▸ **COSA FARE**: Riporta senza alcuna modifica ogni riga di tutti i record che seguono.

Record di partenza
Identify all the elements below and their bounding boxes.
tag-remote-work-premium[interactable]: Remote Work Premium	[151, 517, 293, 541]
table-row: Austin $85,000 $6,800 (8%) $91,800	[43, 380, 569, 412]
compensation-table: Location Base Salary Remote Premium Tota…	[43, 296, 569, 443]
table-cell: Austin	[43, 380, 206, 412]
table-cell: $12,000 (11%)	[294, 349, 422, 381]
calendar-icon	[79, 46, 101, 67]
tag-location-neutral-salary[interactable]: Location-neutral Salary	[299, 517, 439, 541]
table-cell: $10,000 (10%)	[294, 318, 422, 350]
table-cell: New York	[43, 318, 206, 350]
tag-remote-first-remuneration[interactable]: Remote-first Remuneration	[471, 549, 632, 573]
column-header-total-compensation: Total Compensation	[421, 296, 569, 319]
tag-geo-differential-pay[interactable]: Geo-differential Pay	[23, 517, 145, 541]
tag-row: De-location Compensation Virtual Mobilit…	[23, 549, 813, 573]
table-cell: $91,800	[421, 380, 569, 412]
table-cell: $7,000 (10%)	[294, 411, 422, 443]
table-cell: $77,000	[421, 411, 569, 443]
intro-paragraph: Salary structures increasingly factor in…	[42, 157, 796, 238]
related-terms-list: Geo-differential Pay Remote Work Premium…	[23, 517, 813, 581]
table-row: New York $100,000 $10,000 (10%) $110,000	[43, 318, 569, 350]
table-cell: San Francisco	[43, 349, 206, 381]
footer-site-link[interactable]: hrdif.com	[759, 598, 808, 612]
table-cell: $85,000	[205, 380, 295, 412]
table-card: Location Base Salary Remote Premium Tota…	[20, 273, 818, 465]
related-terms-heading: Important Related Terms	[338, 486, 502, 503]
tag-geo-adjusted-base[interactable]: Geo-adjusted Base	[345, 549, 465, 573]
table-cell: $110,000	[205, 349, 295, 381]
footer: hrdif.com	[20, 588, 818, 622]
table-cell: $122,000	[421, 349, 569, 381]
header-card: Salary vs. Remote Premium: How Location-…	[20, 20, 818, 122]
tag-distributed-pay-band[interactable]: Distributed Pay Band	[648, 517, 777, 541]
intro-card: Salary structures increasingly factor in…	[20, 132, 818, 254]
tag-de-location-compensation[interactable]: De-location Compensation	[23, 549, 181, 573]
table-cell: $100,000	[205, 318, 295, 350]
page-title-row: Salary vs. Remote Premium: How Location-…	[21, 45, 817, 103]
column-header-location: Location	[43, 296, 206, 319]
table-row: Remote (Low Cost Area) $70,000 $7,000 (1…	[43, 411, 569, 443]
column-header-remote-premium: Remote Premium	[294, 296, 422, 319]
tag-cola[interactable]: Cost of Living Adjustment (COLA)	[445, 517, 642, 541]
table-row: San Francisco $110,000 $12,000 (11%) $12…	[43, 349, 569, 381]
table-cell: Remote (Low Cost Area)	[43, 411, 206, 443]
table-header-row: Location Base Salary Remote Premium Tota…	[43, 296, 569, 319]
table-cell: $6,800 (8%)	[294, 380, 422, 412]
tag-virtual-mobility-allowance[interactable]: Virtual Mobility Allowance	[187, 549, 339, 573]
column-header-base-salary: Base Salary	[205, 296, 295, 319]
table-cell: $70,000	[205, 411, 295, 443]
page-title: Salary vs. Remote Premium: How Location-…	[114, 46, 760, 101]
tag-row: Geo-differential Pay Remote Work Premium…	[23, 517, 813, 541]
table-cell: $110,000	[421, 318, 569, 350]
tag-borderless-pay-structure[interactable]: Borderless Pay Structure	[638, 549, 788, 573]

▸ **RISPOSTA ATTESA**:
Identify all the elements below and their bounding boxes.
tag-remote-work-premium[interactable]: Remote Work Premium	[151, 517, 293, 541]
table-row: Austin $85,000 $6,800 (8%) $91,800	[43, 380, 569, 412]
compensation-table: Location Base Salary Remote Premium Tota…	[43, 296, 569, 443]
table-cell: Austin	[43, 380, 206, 412]
table-cell: $12,000 (11%)	[294, 349, 422, 381]
calendar-icon	[79, 46, 101, 67]
tag-location-neutral-salary[interactable]: Location-neutral Salary	[299, 517, 439, 541]
table-cell: $10,000 (10%)	[294, 318, 422, 350]
table-cell: New York	[43, 318, 206, 350]
tag-remote-first-remuneration[interactable]: Remote-first Remuneration	[471, 549, 632, 573]
column-header-total-compensation: Total Compensation	[421, 296, 569, 319]
tag-geo-differential-pay[interactable]: Geo-differential Pay	[23, 517, 145, 541]
tag-row: De-location Compensation Virtual Mobilit…	[23, 549, 813, 573]
table-cell: $91,800	[421, 380, 569, 412]
table-cell: $7,000 (10%)	[294, 411, 422, 443]
table-cell: $77,000	[421, 411, 569, 443]
intro-paragraph: Salary structures increasingly factor in…	[42, 157, 796, 238]
related-terms-list: Geo-differential Pay Remote Work Premium…	[23, 517, 813, 581]
table-row: New York $100,000 $10,000 (10%) $110,000	[43, 318, 569, 350]
table-cell: San Francisco	[43, 349, 206, 381]
footer-site-link[interactable]: hrdif.com	[759, 598, 808, 612]
table-cell: $85,000	[205, 380, 295, 412]
table-card: Location Base Salary Remote Premium Tota…	[20, 273, 818, 465]
related-terms-heading: Important Related Terms	[338, 486, 502, 503]
tag-geo-adjusted-base[interactable]: Geo-adjusted Base	[345, 549, 465, 573]
table-cell: $110,000	[205, 349, 295, 381]
footer: hrdif.com	[20, 588, 818, 622]
table-cell: $122,000	[421, 349, 569, 381]
header-card: Salary vs. Remote Premium: How Location-…	[20, 20, 818, 122]
tag-distributed-pay-band[interactable]: Distributed Pay Band	[648, 517, 777, 541]
intro-card: Salary structures increasingly factor in…	[20, 132, 818, 254]
tag-de-location-compensation[interactable]: De-location Compensation	[23, 549, 181, 573]
table-cell: $100,000	[205, 318, 295, 350]
page-title-row: Salary vs. Remote Premium: How Location-…	[21, 45, 817, 103]
column-header-location: Location	[43, 296, 206, 319]
table-row: Remote (Low Cost Area) $70,000 $7,000 (1…	[43, 411, 569, 443]
column-header-remote-premium: Remote Premium	[294, 296, 422, 319]
tag-cola[interactable]: Cost of Living Adjustment (COLA)	[445, 517, 642, 541]
table-row: San Francisco $110,000 $12,000 (11%) $12…	[43, 349, 569, 381]
table-cell: Remote (Low Cost Area)	[43, 411, 206, 443]
table-header-row: Location Base Salary Remote Premium Tota…	[43, 296, 569, 319]
table-cell: $6,800 (8%)	[294, 380, 422, 412]
tag-virtual-mobility-allowance[interactable]: Virtual Mobility Allowance	[187, 549, 339, 573]
column-header-base-salary: Base Salary	[205, 296, 295, 319]
table-cell: $70,000	[205, 411, 295, 443]
page-title: Salary vs. Remote Premium: How Location-…	[114, 46, 760, 101]
tag-row: Geo-differential Pay Remote Work Premium…	[23, 517, 813, 541]
table-cell: $110,000	[421, 318, 569, 350]
tag-borderless-pay-structure[interactable]: Borderless Pay Structure	[638, 549, 788, 573]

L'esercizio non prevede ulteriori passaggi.